----- Provided entries

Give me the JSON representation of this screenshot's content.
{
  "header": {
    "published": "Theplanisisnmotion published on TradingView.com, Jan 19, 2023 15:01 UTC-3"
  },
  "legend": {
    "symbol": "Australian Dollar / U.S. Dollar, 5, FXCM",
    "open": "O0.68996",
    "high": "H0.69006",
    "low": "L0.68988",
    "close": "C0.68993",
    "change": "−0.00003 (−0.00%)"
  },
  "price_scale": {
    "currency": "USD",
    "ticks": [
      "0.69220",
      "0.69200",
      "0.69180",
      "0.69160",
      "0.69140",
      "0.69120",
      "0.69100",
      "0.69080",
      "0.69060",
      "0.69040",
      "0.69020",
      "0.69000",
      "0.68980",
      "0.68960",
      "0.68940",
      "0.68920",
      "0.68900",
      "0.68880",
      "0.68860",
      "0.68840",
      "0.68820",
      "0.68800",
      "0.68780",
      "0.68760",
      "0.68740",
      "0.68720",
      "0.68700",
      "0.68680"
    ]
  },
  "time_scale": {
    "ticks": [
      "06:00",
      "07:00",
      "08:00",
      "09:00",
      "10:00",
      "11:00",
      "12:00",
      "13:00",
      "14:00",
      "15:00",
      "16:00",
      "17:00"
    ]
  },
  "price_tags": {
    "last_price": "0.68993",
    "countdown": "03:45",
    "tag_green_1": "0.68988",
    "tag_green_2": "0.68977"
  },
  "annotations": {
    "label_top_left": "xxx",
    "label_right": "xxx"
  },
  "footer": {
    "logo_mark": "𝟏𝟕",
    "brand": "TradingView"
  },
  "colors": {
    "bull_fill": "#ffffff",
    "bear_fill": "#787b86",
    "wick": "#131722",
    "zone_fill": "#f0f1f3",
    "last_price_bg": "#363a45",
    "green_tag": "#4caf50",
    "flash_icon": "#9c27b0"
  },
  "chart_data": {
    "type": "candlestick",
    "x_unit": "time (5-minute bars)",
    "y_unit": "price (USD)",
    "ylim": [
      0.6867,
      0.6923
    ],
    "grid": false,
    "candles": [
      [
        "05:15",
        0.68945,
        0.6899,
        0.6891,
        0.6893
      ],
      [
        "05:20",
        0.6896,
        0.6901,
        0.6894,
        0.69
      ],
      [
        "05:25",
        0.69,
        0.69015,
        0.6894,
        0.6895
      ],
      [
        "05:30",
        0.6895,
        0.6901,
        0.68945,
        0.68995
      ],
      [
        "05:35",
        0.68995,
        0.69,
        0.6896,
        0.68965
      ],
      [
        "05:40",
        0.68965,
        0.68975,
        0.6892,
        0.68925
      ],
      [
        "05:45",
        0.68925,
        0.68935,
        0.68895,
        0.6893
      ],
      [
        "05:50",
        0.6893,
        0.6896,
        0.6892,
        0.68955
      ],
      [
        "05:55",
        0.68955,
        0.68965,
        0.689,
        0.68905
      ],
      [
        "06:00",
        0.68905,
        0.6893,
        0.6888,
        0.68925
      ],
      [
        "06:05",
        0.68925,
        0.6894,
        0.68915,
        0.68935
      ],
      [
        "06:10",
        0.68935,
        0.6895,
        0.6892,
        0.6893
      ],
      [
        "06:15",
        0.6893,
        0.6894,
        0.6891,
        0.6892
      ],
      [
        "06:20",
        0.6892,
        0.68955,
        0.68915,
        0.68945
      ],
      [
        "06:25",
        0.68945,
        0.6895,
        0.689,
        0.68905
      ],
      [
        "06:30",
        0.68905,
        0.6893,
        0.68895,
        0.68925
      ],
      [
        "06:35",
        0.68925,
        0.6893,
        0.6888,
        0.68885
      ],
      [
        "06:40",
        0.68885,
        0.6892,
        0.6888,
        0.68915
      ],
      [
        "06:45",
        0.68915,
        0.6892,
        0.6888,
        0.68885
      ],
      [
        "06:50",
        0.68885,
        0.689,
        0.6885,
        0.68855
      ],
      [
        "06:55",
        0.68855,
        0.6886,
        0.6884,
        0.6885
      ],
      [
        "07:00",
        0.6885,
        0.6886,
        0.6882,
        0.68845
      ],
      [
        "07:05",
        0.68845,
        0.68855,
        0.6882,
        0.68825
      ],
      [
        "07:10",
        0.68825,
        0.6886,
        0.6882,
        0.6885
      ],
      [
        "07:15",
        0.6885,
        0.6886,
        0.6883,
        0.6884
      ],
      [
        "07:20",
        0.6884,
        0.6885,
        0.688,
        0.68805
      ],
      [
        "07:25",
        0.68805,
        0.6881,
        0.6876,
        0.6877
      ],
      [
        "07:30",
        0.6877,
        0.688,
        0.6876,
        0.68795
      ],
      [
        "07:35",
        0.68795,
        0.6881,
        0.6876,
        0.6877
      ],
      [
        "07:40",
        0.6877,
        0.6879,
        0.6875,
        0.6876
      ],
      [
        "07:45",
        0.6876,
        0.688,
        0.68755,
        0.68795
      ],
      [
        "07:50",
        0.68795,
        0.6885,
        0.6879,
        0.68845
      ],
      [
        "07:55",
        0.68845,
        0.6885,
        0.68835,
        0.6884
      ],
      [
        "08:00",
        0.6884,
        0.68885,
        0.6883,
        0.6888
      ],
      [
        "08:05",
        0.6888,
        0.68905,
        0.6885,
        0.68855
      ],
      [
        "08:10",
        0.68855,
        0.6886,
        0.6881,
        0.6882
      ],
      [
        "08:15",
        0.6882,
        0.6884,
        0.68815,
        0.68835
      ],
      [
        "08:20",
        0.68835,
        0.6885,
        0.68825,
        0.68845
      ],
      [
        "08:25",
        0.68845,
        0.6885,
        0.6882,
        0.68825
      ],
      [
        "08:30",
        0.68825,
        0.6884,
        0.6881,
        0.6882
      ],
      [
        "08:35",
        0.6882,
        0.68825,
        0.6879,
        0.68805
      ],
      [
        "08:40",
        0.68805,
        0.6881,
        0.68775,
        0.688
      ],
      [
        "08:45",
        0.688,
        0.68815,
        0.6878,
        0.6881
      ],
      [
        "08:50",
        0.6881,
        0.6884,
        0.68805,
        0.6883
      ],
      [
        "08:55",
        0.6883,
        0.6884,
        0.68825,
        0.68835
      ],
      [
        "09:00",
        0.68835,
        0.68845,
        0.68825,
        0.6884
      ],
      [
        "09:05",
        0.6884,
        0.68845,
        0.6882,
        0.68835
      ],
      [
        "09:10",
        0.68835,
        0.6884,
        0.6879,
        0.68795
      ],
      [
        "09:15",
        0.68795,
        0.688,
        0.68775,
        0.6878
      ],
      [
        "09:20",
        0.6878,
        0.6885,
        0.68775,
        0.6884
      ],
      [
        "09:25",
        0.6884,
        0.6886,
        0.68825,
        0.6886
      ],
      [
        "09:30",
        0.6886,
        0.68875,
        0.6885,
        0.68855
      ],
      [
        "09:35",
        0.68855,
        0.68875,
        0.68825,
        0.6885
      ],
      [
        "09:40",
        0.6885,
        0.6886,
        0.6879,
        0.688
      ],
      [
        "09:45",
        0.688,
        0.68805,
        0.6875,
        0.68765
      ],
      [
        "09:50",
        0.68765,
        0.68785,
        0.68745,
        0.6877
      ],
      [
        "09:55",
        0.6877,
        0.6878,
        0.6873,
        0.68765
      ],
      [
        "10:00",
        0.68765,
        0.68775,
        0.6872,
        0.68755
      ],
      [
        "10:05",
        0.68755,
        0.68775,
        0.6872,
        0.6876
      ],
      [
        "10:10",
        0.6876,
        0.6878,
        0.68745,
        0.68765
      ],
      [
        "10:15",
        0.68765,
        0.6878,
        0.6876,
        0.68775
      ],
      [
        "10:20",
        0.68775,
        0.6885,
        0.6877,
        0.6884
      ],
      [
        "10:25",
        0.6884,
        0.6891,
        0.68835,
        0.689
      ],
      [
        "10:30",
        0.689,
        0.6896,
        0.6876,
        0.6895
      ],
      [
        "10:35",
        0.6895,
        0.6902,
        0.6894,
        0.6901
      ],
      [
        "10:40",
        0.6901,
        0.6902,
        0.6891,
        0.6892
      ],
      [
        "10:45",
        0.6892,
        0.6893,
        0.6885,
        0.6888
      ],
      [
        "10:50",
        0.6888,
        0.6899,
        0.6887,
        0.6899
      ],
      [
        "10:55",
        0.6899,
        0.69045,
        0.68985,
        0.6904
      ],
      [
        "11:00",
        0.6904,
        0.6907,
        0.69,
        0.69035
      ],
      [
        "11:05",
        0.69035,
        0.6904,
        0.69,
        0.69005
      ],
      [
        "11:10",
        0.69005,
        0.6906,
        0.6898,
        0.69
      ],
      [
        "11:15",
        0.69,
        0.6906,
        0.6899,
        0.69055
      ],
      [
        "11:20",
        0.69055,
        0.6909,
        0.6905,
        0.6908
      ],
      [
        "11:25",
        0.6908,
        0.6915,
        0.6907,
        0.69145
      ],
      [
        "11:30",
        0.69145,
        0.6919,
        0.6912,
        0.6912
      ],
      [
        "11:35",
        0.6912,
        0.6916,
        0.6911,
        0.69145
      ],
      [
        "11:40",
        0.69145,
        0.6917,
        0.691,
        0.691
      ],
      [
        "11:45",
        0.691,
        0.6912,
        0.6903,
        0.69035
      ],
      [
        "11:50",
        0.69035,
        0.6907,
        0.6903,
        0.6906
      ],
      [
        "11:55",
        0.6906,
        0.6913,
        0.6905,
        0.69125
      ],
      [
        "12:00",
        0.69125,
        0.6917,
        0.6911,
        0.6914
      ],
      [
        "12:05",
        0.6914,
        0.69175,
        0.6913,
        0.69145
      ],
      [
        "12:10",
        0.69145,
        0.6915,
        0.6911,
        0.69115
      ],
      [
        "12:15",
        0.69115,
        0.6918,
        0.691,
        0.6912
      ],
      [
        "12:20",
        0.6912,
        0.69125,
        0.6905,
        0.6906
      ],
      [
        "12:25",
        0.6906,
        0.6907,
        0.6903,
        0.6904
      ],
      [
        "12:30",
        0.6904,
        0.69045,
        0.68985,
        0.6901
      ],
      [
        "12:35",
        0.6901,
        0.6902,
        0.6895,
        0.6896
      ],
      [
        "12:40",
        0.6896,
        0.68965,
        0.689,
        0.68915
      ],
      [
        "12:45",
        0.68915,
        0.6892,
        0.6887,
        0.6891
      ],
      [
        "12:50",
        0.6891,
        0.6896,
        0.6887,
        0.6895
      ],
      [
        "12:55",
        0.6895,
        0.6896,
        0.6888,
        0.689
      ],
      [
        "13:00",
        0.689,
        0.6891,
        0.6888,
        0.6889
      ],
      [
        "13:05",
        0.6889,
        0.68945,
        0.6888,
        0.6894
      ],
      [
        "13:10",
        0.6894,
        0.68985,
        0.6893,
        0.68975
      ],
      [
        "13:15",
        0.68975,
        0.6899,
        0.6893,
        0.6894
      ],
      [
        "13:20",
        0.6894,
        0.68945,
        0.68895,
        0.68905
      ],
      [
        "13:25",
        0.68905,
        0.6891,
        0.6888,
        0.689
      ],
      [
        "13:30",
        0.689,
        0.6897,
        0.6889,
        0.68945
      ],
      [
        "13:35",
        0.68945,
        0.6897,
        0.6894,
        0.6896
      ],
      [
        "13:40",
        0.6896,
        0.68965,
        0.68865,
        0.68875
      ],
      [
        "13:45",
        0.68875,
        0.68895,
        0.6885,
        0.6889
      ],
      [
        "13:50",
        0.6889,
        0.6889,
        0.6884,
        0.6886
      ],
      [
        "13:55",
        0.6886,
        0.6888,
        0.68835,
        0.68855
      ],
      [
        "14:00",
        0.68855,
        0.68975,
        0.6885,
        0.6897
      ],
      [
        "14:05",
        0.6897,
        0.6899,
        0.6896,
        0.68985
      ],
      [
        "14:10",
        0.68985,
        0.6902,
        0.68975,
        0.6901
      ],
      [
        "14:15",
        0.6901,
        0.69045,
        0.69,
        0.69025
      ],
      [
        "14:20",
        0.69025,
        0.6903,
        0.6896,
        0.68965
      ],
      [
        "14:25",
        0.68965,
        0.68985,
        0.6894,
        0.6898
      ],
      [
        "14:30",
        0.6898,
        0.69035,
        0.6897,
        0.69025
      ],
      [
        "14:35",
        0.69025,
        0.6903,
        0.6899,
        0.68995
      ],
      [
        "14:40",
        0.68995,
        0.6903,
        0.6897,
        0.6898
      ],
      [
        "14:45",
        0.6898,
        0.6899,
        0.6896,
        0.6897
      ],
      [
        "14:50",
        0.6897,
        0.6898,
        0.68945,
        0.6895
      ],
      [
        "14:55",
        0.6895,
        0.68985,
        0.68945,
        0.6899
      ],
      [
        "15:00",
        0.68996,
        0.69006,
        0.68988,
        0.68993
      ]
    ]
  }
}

----------

■ Problem
Exactly how many lines in the data above contain the word "TradingView"? Respond with the number and nothing more.

■ The response
2